======== MATERIAL FOR THIS TASK ========

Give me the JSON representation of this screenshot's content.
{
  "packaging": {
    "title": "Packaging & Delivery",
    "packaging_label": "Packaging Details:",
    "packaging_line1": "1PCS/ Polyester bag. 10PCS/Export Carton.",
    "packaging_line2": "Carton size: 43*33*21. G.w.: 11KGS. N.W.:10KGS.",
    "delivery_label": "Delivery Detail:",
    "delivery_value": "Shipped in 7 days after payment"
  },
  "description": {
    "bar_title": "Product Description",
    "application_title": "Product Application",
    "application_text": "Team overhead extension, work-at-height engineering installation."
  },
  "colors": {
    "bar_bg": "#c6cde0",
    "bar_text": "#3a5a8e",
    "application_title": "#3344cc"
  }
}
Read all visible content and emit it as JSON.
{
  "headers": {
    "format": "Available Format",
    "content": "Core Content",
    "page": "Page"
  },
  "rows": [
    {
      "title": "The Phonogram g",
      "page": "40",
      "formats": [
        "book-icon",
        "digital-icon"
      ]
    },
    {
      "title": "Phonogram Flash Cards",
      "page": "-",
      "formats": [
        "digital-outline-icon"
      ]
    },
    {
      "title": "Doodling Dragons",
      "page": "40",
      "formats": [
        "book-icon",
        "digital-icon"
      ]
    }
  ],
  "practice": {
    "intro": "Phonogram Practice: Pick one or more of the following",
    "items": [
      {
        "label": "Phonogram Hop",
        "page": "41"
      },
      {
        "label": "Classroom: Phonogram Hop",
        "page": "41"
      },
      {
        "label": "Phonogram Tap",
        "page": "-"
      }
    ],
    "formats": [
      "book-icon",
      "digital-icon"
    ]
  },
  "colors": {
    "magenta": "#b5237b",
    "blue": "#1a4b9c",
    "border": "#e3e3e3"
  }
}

========

## TASK DESCRIPTION
What is needed here is an exact reproduction of all the entries.

## RESPONSE TO THIS EXERCISE
Give me the JSON representation of this screenshot's content.
{
  "packaging": {
    "title": "Packaging & Delivery",
    "packaging_label": "Packaging Details:",
    "packaging_line1": "1PCS/ Polyester bag. 10PCS/Export Carton.",
    "packaging_line2": "Carton size: 43*33*21. G.w.: 11KGS. N.W.:10KGS.",
    "delivery_label": "Delivery Detail:",
    "delivery_value": "Shipped in 7 days after payment"
  },
  "description": {
    "bar_title": "Product Description",
    "application_title": "Product Application",
    "application_text": "Team overhead extension, work-at-height engineering installation."
  },
  "colors": {
    "bar_bg": "#c6cde0",
    "bar_text": "#3a5a8e",
    "application_title": "#3344cc"
  }
}
Read all visible content and emit it as JSON.
{
  "headers": {
    "format": "Available Format",
    "content": "Core Content",
    "page": "Page"
  },
  "rows": [
    {
      "title": "The Phonogram g",
      "page": "40",
      "formats": [
        "book-icon",
        "digital-icon"
      ]
    },
    {
      "title": "Phonogram Flash Cards",
      "page": "-",
      "formats": [
        "digital-outline-icon"
      ]
    },
    {
      "title": "Doodling Dragons",
      "page": "40",
      "formats": [
        "book-icon",
        "digital-icon"
      ]
    }
  ],
  "practice": {
    "intro": "Phonogram Practice: Pick one or more of the following",
    "items": [
      {
        "label": "Phonogram Hop",
        "page": "41"
      },
      {
        "label": "Classroom: Phonogram Hop",
        "page": "41"
      },
      {
        "label": "Phonogram Tap",
        "page": "-"
      }
    ],
    "formats": [
      "book-icon",
      "digital-icon"
    ]
  },
  "colors": {
    "magenta": "#b5237b",
    "blue": "#1a4b9c",
    "border": "#e3e3e3"
  }
}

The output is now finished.